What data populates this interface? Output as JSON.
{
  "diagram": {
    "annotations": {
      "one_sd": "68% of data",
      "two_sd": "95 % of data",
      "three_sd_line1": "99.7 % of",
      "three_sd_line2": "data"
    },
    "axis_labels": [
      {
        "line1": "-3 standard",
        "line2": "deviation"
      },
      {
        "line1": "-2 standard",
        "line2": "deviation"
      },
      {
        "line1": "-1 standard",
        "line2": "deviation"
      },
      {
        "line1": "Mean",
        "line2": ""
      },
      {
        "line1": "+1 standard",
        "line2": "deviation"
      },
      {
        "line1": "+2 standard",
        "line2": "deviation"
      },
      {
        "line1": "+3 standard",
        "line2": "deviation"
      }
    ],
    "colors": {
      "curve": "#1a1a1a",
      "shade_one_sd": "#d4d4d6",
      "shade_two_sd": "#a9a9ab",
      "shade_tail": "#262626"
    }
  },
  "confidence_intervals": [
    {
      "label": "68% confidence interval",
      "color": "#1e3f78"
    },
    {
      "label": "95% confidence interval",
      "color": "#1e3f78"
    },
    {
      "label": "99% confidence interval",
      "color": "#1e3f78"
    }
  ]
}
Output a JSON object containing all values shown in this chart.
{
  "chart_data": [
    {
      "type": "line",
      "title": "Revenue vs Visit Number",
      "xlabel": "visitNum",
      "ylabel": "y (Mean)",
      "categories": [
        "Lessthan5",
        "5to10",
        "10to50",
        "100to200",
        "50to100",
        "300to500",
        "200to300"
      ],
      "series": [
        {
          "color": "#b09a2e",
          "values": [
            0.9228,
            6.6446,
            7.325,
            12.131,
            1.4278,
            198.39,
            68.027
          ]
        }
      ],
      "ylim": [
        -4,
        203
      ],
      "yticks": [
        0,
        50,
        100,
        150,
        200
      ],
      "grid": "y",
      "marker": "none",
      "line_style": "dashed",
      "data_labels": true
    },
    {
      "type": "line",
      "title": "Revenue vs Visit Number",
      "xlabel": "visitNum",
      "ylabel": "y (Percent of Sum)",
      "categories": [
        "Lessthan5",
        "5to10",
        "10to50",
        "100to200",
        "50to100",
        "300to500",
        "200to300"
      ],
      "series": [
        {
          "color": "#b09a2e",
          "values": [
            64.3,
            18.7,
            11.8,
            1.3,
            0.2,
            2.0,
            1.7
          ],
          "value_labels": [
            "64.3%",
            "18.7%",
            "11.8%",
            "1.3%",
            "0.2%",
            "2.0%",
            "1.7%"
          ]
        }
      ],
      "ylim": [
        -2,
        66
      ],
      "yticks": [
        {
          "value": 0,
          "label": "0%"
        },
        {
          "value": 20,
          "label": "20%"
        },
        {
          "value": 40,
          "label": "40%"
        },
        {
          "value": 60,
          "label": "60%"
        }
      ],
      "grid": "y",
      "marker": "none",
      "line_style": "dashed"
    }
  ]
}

☆ ☆ ☆ ☆ ☆ ☆ ☆

Return the whole listing exactly, with every line included.

# Task result:
What data populates this interface? Output as JSON.
{
  "diagram": {
    "annotations": {
      "one_sd": "68% of data",
      "two_sd": "95 % of data",
      "three_sd_line1": "99.7 % of",
      "three_sd_line2": "data"
    },
    "axis_labels": [
      {
        "line1": "-3 standard",
        "line2": "deviation"
      },
      {
        "line1": "-2 standard",
        "line2": "deviation"
      },
      {
        "line1": "-1 standard",
        "line2": "deviation"
      },
      {
        "line1": "Mean",
        "line2": ""
      },
      {
        "line1": "+1 standard",
        "line2": "deviation"
      },
      {
        "line1": "+2 standard",
        "line2": "deviation"
      },
      {
        "line1": "+3 standard",
        "line2": "deviation"
      }
    ],
    "colors": {
      "curve": "#1a1a1a",
      "shade_one_sd": "#d4d4d6",
      "shade_two_sd": "#a9a9ab",
      "shade_tail": "#262626"
    }
  },
  "confidence_intervals": [
    {
      "label": "68% confidence interval",
      "color": "#1e3f78"
    },
    {
      "label": "95% confidence interval",
      "color": "#1e3f78"
    },
    {
      "label": "99% confidence interval",
      "color": "#1e3f78"
    }
  ]
}
Output a JSON object containing all values shown in this chart.
{
  "chart_data": [
    {
      "type": "line",
      "title": "Revenue vs Visit Number",
      "xlabel": "visitNum",
      "ylabel": "y (Mean)",
      "categories": [
        "Lessthan5",
        "5to10",
        "10to50",
        "100to200",
        "50to100",
        "300to500",
        "200to300"
      ],
      "series": [
        {
          "color": "#b09a2e",
          "values": [
            0.9228,
            6.6446,
            7.325,
            12.131,
            1.4278,
            198.39,
            68.027
          ]
        }
      ],
      "ylim": [
        -4,
        203
      ],
      "yticks": [
        0,
        50,
        100,
        150,
        200
      ],
      "grid": "y",
      "marker": "none",
      "line_style": "dashed",
      "data_labels": true
    },
    {
      "type": "line",
      "title": "Revenue vs Visit Number",
      "xlabel": "visitNum",
      "ylabel": "y (Percent of Sum)",
      "categories": [
        "Lessthan5",
        "5to10",
        "10to50",
        "100to200",
        "50to100",
        "300to500",
        "200to300"
      ],
      "series": [
        {
          "color": "#b09a2e",
          "values": [
            64.3,
            18.7,
            11.8,
            1.3,
            0.2,
            2.0,
            1.7
          ],
          "value_labels": [
            "64.3%",
            "18.7%",
            "11.8%",
            "1.3%",
            "0.2%",
            "2.0%",
            "1.7%"
          ]
        }
      ],
      "ylim": [
        -2,
        66
      ],
      "yticks": [
        {
          "value": 0,
          "label": "0%"
        },
        {
          "value": 20,
          "label": "20%"
        },
        {
          "value": 40,
          "label": "40%"
        },
        {
          "value": 60,
          "label": "60%"
        }
      ],
      "grid": "y",
      "marker": "none",
      "line_style": "dashed"
    }
  ]
}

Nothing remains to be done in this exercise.